→ **Required work**:
Using the data below, copy each line that includes the word "this".

-- -- --

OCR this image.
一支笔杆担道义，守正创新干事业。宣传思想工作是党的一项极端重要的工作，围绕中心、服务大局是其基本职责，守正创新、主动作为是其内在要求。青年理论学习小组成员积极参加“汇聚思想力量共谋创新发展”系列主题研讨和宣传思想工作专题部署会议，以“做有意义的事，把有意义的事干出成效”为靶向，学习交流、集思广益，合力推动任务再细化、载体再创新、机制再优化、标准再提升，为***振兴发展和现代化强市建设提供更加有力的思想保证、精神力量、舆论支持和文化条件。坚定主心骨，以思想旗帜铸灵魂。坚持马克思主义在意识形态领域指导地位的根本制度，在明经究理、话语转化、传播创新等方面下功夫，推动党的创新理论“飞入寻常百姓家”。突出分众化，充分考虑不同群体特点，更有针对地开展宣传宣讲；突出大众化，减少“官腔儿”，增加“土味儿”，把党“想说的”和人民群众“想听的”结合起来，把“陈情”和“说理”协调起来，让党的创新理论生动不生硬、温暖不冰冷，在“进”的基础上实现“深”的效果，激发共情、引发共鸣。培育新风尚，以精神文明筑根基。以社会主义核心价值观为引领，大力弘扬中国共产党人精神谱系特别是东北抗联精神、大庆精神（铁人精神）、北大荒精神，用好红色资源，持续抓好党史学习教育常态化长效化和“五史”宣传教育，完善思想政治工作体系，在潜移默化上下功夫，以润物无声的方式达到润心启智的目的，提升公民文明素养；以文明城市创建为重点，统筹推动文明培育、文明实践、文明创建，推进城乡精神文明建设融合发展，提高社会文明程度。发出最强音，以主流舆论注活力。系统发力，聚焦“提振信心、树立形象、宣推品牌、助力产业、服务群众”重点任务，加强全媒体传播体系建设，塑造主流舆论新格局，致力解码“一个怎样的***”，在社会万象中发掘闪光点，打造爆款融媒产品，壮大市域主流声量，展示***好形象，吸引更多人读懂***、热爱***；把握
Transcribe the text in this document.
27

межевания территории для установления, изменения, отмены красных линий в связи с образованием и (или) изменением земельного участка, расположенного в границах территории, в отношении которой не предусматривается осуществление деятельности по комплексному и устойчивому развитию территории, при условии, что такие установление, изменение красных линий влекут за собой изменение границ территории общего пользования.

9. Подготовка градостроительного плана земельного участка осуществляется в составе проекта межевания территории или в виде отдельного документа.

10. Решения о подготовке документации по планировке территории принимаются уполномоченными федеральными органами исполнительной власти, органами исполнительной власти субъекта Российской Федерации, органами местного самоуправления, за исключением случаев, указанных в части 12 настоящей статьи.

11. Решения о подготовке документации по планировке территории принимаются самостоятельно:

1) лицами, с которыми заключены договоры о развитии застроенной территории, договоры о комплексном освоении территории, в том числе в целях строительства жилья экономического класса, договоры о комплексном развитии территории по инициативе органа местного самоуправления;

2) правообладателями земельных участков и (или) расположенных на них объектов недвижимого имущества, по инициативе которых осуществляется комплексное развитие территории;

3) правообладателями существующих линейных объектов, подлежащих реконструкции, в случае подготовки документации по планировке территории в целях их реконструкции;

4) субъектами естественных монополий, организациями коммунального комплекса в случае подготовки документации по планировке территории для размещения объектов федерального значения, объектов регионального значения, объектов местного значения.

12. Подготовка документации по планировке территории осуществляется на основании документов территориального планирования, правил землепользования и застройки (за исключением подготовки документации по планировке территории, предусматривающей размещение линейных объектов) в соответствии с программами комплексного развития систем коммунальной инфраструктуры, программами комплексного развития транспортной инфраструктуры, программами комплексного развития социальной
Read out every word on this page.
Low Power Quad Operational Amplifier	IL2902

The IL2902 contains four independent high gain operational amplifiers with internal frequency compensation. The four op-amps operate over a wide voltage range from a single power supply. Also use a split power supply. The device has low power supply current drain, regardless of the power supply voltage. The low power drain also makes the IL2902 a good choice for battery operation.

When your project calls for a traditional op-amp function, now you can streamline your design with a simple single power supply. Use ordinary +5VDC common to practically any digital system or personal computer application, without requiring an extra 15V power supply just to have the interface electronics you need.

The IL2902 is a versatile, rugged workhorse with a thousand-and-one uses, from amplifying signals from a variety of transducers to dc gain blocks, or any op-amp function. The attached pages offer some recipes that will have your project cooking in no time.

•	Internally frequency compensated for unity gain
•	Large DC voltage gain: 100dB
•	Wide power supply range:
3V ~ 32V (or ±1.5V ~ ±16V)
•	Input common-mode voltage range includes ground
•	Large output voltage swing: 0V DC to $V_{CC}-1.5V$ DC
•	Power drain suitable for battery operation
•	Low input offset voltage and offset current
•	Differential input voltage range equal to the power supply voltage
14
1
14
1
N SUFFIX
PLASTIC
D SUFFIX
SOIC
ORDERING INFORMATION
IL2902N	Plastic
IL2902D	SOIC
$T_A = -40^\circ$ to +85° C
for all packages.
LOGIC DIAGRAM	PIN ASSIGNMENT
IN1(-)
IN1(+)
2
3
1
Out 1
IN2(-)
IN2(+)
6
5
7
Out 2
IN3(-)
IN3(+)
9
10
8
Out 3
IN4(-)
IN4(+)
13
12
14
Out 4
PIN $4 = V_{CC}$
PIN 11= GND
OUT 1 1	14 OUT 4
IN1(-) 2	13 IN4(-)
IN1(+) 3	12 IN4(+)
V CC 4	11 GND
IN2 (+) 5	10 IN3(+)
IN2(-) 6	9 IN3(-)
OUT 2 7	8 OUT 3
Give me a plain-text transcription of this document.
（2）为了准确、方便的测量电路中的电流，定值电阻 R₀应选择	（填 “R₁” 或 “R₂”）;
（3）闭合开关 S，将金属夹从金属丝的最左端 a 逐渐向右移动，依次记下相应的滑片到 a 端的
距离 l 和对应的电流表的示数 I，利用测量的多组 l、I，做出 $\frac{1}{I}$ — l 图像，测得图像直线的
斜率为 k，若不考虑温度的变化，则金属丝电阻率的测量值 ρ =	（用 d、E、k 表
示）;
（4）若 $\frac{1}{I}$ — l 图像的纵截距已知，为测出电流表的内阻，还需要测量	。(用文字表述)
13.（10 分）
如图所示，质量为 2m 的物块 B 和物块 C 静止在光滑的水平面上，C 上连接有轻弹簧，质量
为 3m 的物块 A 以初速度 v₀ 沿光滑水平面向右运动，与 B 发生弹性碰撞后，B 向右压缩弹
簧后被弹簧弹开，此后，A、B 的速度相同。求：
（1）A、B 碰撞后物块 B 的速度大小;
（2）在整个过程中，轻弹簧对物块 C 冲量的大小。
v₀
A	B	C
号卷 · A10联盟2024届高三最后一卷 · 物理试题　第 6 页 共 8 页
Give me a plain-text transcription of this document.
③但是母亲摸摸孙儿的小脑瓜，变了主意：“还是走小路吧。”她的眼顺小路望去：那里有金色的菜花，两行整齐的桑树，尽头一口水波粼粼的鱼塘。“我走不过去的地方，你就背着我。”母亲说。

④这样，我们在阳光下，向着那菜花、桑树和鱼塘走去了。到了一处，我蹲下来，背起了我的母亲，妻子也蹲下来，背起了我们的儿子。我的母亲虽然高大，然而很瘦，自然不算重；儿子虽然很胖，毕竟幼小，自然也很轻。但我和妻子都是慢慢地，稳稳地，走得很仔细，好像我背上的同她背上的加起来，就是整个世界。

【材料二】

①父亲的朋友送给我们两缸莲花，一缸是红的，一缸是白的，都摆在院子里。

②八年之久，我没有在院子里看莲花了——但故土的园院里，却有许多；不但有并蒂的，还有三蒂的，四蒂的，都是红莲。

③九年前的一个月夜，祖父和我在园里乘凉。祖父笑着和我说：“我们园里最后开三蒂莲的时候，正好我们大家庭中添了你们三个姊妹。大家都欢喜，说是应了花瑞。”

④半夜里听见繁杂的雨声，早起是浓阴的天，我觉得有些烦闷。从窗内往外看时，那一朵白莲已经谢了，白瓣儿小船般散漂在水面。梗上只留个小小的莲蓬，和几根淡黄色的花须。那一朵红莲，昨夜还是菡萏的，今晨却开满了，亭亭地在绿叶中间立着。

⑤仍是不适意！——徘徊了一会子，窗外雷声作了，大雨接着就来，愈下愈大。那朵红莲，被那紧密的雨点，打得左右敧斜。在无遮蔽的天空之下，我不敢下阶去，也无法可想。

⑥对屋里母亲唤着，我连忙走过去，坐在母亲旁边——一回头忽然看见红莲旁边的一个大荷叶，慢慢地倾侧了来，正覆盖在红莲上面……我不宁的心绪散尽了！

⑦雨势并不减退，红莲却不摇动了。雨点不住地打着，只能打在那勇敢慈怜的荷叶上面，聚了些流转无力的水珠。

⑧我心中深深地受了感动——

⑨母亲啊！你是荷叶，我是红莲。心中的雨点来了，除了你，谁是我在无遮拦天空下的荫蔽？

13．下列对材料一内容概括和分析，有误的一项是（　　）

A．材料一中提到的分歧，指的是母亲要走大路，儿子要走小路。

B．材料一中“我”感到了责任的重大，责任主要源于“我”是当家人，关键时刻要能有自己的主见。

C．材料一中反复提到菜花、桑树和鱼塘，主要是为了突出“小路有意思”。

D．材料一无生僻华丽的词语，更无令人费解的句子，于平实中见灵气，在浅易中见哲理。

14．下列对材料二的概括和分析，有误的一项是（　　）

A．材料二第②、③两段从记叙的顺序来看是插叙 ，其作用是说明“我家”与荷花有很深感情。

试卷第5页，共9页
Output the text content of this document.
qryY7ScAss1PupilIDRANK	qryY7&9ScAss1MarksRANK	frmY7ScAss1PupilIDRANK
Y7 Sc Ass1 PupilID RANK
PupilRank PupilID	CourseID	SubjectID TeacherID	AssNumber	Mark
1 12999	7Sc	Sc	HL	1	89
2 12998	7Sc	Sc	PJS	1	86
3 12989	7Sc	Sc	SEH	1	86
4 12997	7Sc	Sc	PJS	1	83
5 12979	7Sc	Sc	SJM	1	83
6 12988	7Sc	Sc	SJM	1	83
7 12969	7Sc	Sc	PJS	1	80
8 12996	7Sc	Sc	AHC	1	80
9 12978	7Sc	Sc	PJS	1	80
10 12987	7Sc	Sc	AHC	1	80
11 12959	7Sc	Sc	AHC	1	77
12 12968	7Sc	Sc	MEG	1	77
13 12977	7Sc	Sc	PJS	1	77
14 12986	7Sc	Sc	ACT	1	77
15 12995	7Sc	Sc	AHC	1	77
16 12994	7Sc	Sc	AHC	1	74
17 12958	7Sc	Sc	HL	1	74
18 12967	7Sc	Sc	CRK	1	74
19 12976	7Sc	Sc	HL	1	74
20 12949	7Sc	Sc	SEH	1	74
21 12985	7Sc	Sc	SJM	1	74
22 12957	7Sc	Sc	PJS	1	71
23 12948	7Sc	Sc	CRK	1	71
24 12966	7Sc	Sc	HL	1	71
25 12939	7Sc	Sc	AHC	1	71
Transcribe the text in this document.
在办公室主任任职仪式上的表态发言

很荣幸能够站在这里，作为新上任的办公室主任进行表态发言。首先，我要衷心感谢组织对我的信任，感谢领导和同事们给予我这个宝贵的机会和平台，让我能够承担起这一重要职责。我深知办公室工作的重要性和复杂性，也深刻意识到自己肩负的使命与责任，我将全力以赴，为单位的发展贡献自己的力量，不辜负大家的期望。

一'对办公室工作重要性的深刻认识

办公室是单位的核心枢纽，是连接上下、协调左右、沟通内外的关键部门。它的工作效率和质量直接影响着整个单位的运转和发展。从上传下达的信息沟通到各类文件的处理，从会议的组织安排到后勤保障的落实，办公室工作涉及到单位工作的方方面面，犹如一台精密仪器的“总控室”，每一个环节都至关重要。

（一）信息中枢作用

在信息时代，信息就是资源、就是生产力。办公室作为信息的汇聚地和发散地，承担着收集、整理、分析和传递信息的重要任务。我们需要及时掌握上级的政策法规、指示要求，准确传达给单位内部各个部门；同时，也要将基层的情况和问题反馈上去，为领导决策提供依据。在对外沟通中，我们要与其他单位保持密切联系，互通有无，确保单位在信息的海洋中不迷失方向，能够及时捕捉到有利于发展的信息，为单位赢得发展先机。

-- -- --

→ **Correct result**:
OCR this image.
Transcribe the text in this document.
Read out every word on this page.
Give me a plain-text transcription of this document.
Give me a plain-text transcription of this document.
Output the text content of this document.
Transcribe the text in this document.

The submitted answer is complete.